**TASK BRIEF:**
Show each line of the data below that has the string "Aufgabengebiets" in it.

**MATERIAL PROVIDED:**
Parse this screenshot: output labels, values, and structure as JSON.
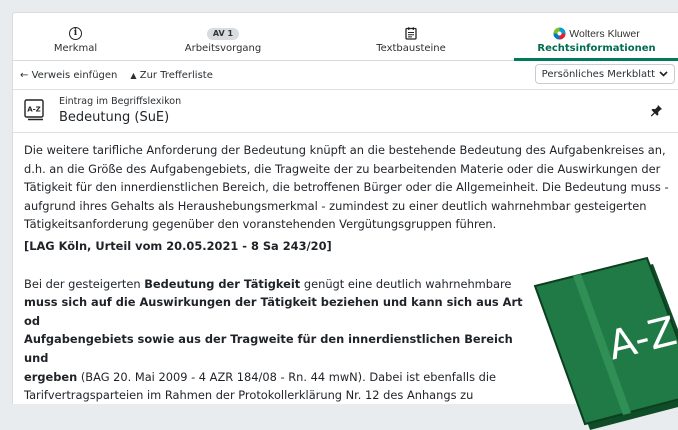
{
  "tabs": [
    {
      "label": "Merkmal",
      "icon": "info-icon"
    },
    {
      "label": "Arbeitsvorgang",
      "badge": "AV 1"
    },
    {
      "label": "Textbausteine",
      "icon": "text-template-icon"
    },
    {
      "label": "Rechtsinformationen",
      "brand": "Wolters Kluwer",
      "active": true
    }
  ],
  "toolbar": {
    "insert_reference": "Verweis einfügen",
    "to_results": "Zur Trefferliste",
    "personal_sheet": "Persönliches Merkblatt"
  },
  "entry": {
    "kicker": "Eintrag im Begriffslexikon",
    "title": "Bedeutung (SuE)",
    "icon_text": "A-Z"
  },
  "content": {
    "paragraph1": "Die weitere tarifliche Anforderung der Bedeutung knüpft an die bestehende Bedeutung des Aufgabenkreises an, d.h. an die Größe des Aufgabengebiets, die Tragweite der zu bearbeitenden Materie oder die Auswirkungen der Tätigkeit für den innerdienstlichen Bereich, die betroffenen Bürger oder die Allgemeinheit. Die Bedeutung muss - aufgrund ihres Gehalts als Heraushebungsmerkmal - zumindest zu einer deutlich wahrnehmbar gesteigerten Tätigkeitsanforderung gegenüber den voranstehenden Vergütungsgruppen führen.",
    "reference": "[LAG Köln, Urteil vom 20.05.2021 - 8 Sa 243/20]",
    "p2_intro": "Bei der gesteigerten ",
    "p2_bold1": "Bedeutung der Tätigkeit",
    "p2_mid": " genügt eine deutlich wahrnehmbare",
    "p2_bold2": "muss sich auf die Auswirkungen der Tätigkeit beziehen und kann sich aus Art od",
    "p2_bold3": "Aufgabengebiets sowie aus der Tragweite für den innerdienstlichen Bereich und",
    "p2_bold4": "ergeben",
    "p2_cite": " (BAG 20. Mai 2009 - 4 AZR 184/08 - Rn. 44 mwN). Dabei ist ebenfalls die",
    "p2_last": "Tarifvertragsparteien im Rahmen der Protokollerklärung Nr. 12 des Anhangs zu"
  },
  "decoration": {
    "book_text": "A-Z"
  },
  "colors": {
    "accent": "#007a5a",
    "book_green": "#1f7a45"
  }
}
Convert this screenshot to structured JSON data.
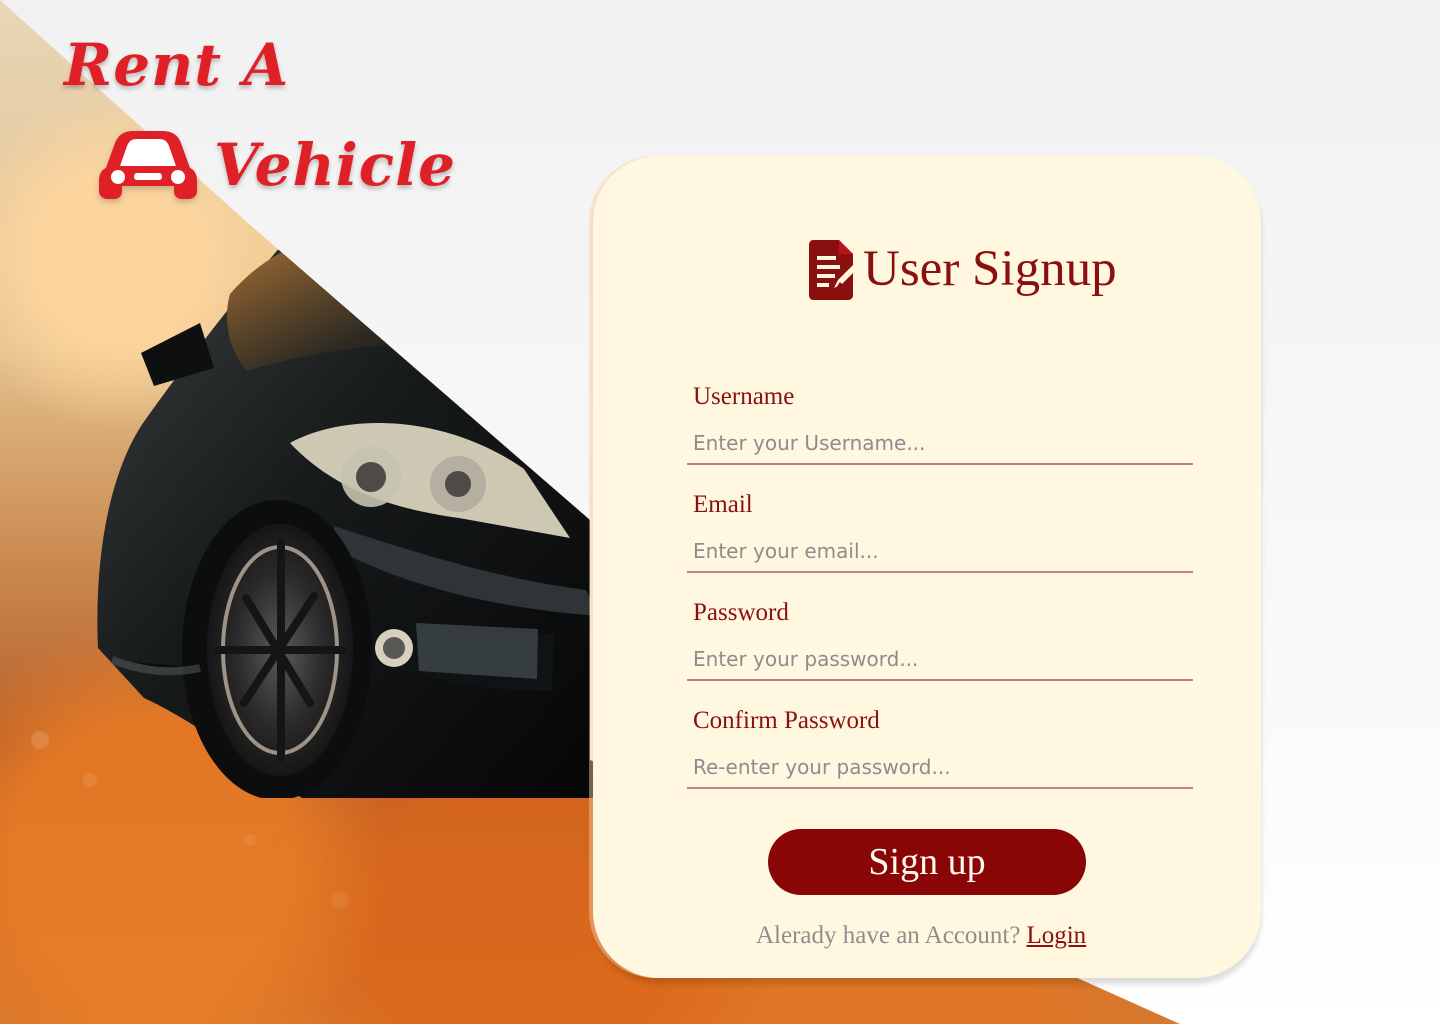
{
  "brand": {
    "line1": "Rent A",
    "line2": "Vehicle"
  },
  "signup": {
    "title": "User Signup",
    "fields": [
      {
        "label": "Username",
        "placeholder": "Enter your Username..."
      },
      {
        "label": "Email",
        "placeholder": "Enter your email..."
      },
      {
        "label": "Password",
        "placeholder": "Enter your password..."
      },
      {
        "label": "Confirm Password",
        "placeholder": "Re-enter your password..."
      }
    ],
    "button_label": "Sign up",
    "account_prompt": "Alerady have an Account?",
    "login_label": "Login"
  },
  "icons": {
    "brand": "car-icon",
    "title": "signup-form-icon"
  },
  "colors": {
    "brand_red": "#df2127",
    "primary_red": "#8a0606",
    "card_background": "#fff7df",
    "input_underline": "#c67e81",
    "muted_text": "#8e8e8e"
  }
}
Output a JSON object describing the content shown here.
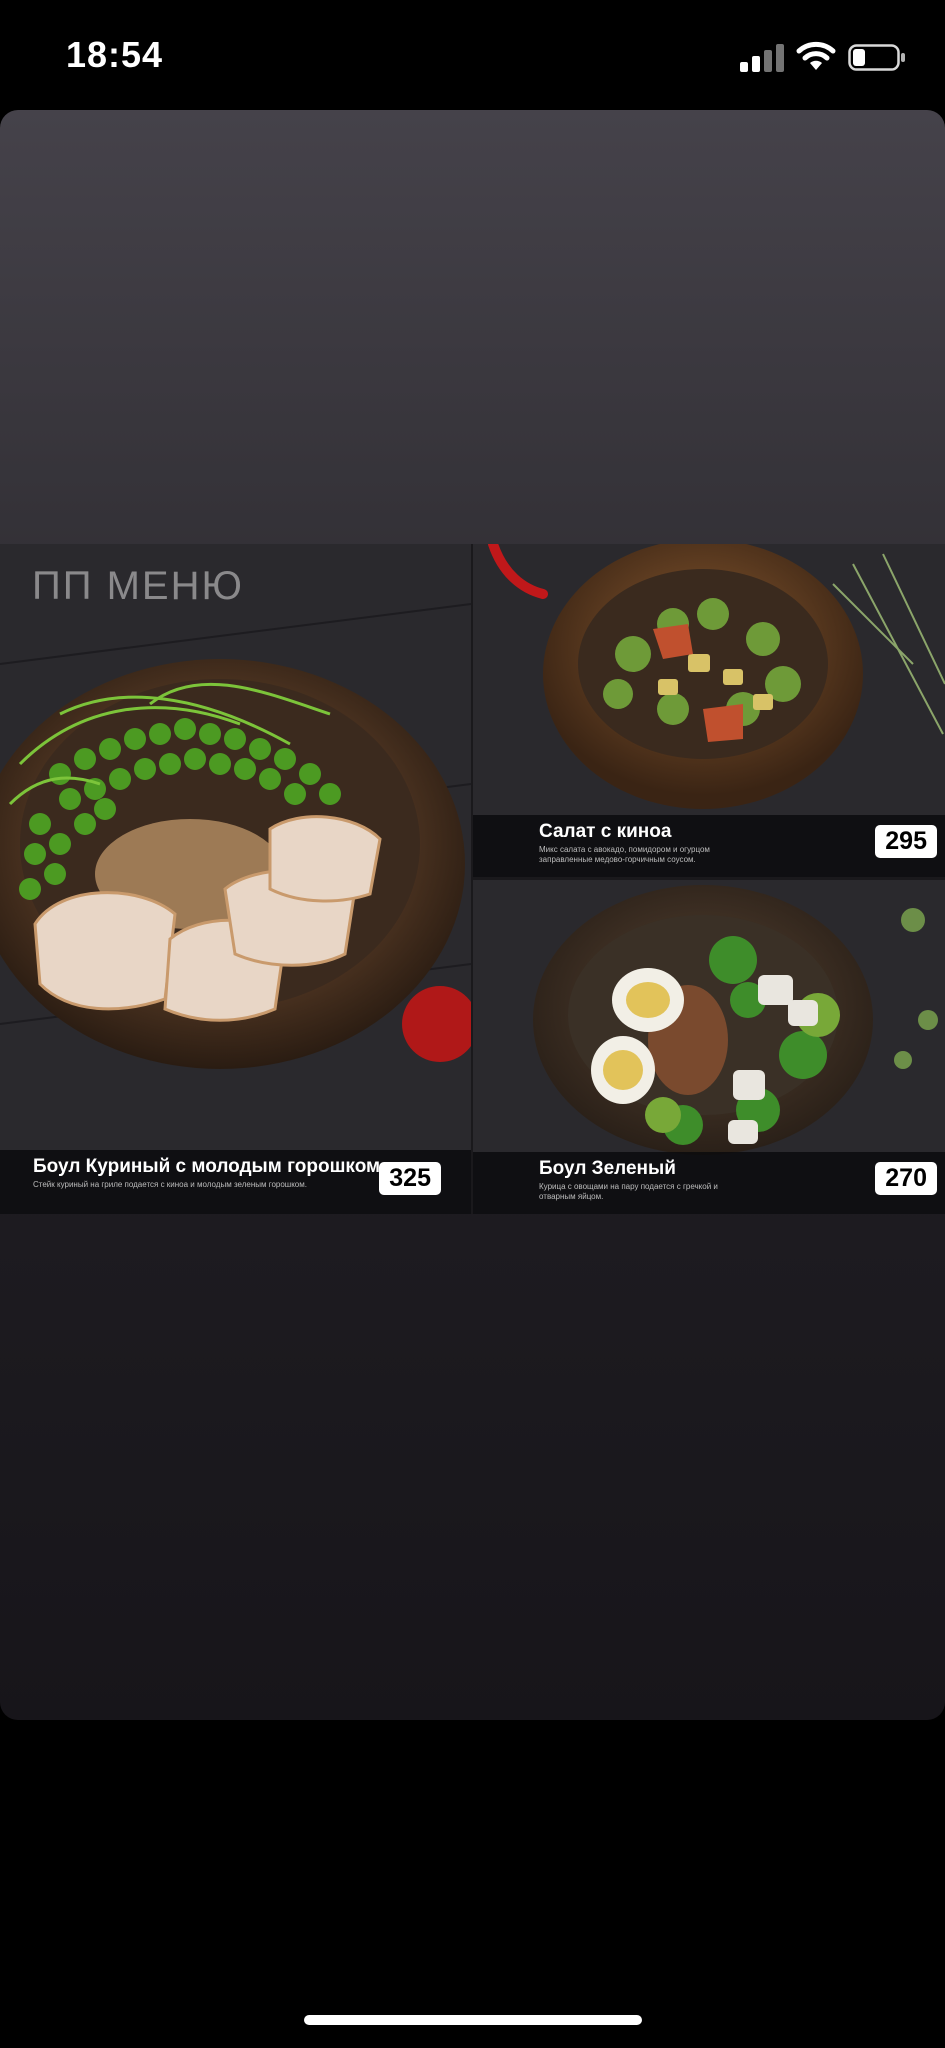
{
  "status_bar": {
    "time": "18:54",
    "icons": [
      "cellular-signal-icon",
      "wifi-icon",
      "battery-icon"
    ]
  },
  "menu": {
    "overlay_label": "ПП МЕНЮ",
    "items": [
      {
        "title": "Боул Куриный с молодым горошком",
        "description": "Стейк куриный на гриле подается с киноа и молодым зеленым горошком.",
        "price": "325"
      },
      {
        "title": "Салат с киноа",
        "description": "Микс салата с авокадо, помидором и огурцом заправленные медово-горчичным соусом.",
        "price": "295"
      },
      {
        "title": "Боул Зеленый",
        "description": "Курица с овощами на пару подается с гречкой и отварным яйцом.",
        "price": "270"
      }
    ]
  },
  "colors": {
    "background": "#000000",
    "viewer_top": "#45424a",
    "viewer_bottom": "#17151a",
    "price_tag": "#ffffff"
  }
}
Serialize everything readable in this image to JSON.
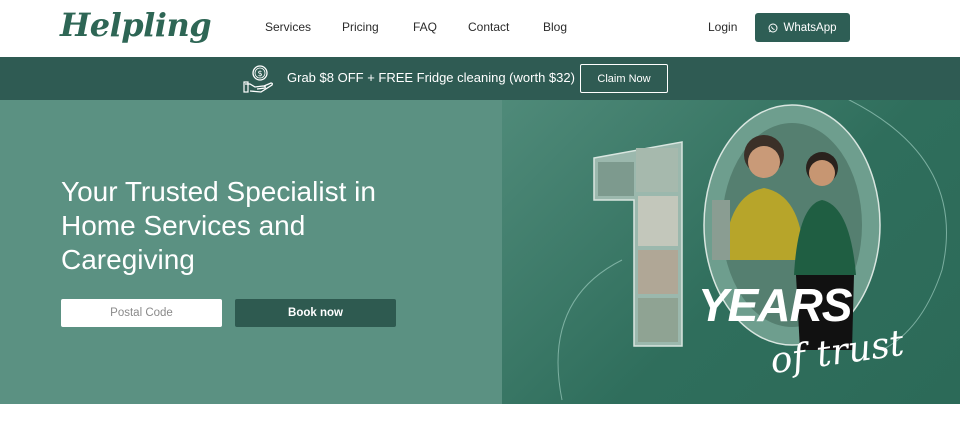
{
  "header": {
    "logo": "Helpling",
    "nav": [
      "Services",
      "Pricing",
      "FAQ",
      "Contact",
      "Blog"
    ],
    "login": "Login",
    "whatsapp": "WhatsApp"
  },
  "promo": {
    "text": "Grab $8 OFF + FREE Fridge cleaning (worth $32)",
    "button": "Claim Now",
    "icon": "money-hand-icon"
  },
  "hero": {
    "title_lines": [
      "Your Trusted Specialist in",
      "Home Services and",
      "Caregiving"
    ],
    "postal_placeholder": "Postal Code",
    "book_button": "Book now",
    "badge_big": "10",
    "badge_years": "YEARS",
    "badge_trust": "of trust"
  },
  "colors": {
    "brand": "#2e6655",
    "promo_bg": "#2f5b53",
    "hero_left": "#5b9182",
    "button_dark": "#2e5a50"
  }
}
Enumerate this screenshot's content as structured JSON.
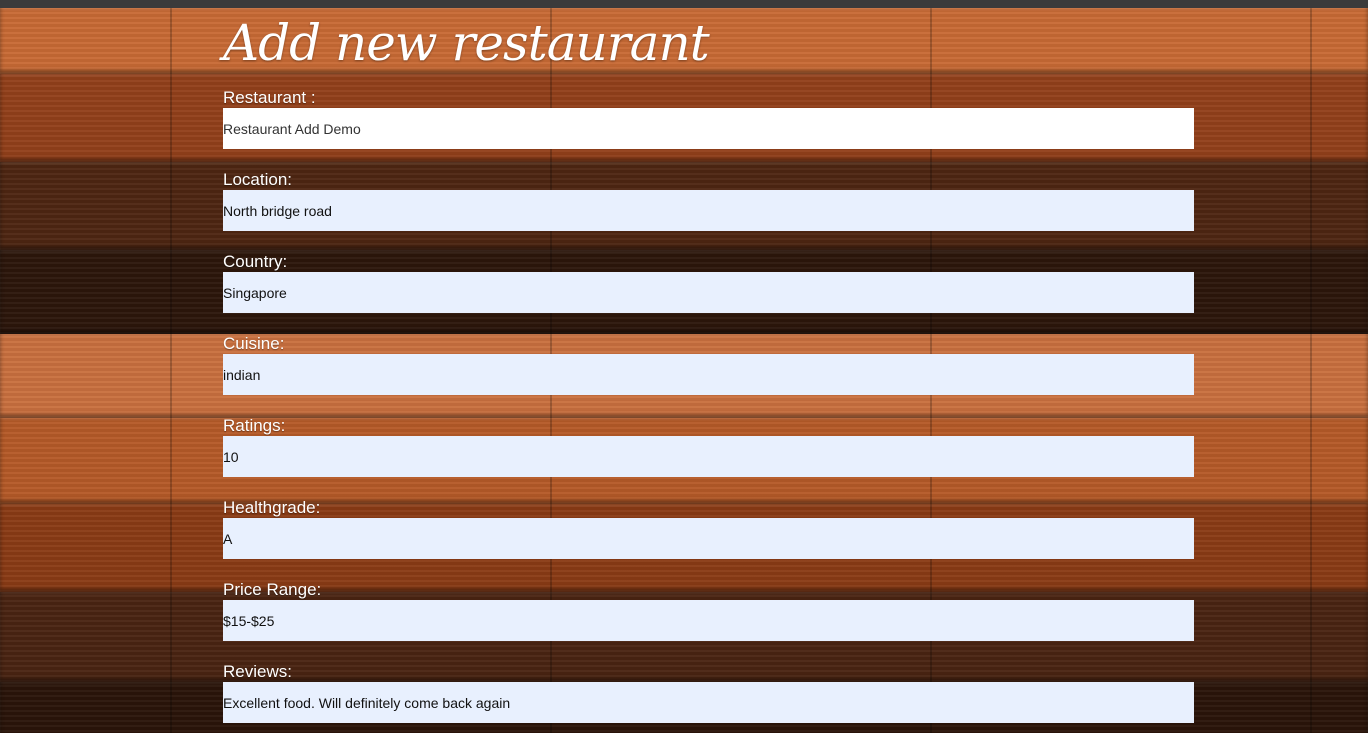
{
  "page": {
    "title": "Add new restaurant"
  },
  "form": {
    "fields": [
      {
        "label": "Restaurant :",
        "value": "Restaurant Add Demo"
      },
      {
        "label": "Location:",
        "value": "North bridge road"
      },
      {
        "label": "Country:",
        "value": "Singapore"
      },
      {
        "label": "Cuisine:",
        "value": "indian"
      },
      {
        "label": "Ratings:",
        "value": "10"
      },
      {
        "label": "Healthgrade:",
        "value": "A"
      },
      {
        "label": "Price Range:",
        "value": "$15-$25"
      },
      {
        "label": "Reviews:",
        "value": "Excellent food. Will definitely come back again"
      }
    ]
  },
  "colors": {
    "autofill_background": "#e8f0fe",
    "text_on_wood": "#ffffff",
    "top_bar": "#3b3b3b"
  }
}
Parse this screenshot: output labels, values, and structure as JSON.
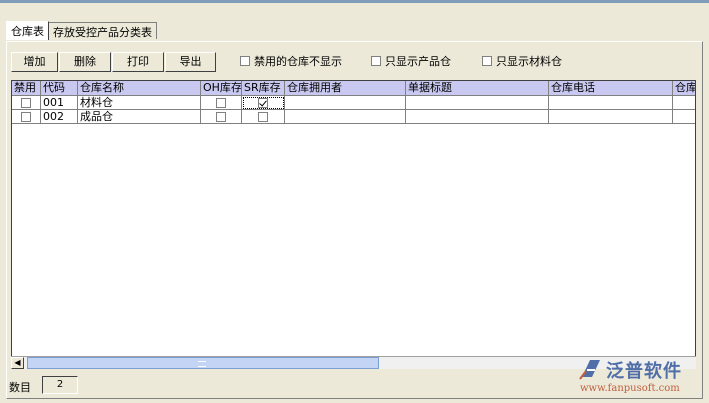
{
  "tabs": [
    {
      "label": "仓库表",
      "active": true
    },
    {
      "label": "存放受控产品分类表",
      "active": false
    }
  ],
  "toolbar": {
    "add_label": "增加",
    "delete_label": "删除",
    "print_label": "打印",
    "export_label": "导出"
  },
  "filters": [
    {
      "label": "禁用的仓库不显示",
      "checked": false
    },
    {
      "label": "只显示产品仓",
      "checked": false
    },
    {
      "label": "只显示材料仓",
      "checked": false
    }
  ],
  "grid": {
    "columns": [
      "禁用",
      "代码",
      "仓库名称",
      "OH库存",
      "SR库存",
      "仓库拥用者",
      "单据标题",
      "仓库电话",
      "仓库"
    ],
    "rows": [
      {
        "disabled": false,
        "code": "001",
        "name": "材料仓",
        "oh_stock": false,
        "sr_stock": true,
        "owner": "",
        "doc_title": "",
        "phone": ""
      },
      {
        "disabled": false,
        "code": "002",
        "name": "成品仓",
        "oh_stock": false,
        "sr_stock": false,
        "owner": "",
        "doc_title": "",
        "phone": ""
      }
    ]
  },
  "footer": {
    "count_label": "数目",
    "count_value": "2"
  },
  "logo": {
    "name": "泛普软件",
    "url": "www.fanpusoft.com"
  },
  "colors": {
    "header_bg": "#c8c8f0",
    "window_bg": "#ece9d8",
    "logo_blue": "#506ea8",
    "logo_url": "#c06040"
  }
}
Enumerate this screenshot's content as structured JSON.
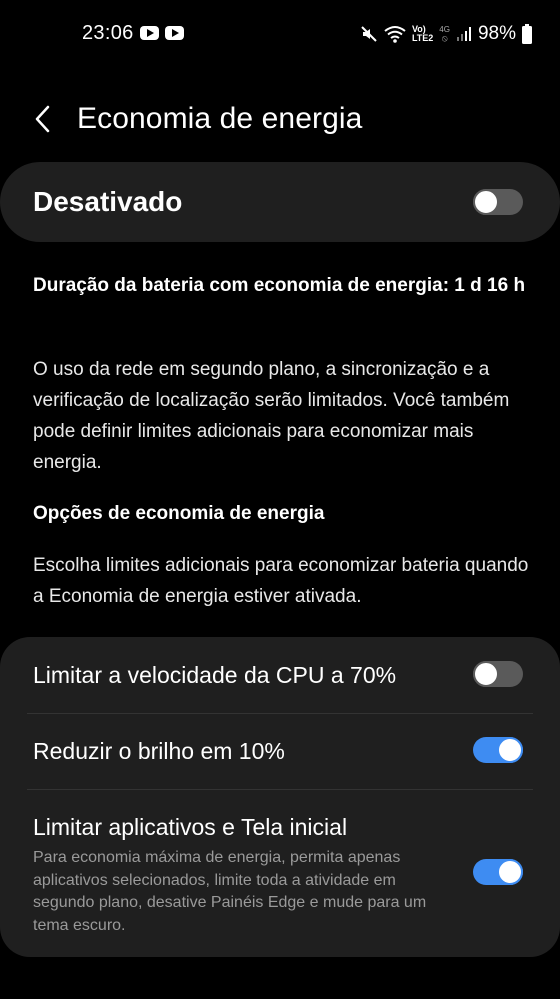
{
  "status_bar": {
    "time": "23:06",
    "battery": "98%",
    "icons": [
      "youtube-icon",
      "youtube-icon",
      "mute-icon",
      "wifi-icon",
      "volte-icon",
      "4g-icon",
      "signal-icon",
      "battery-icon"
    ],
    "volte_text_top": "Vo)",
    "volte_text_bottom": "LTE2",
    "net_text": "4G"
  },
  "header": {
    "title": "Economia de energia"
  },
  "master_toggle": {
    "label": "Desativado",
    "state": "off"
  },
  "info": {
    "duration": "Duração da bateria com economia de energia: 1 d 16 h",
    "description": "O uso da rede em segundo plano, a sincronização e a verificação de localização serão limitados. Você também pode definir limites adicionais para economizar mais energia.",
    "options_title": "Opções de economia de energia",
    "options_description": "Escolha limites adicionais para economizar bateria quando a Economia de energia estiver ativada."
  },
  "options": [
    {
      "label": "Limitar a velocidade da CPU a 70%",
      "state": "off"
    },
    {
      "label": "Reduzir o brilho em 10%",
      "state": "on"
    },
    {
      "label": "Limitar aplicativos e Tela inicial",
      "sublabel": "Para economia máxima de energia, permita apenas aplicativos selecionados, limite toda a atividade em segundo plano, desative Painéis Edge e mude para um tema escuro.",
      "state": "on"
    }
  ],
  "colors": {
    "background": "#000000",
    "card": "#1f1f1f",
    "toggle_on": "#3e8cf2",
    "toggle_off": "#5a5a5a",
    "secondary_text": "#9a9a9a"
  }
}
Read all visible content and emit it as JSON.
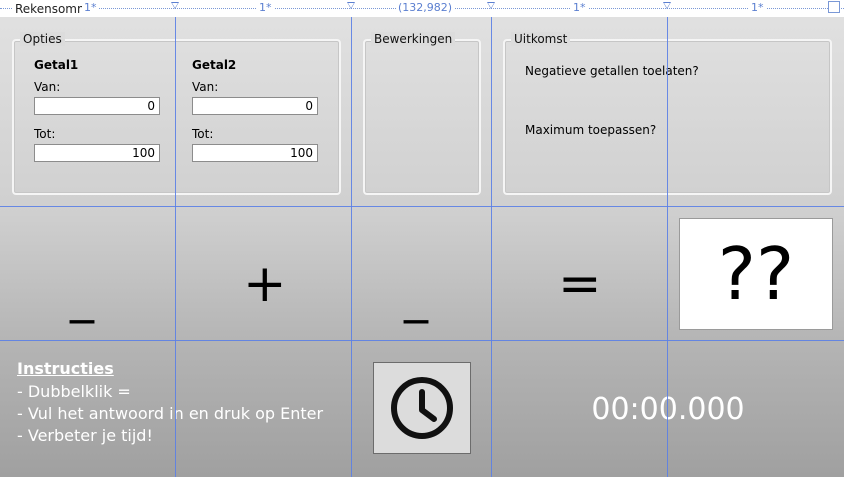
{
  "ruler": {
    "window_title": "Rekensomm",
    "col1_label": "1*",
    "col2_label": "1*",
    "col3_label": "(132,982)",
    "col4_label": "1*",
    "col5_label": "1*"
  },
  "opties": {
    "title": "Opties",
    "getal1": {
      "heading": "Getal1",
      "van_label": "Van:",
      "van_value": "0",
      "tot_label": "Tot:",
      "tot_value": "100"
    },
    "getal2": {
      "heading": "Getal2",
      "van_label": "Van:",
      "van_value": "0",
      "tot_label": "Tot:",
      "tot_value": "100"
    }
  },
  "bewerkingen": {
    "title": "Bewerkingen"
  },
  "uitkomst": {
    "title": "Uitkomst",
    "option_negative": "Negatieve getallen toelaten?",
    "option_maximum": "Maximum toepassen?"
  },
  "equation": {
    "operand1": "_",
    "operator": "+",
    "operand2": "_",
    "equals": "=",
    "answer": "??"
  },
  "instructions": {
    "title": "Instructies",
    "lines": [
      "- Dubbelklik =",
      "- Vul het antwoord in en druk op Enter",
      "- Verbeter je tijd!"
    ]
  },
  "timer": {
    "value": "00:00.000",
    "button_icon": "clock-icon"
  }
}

**TASK SOLUTION:**
    "paragraph1": "Die weitere tarifliche Anforderung der Bedeutung knüpft an die bestehende Bedeutung des Aufgabenkreises an, d.h. an die Größe des Aufgabengebiets, die Tragweite der zu bearbeitenden Materie oder die Auswirkungen der Tätigkeit für den innerdienstlichen Bereich, die betroffenen Bürger oder die Allgemeinheit. Die Bedeutung muss - aufgrund ihres Gehalts als Heraushebungsmerkmal - zumindest zu einer deutlich wahrnehmbar gesteigerten Tätigkeitsanforderung gegenüber den voranstehenden Vergütungsgruppen führen.",
    "p2_bold3": "Aufgabengebiets sowie aus der Tragweite für den innerdienstlichen Bereich und",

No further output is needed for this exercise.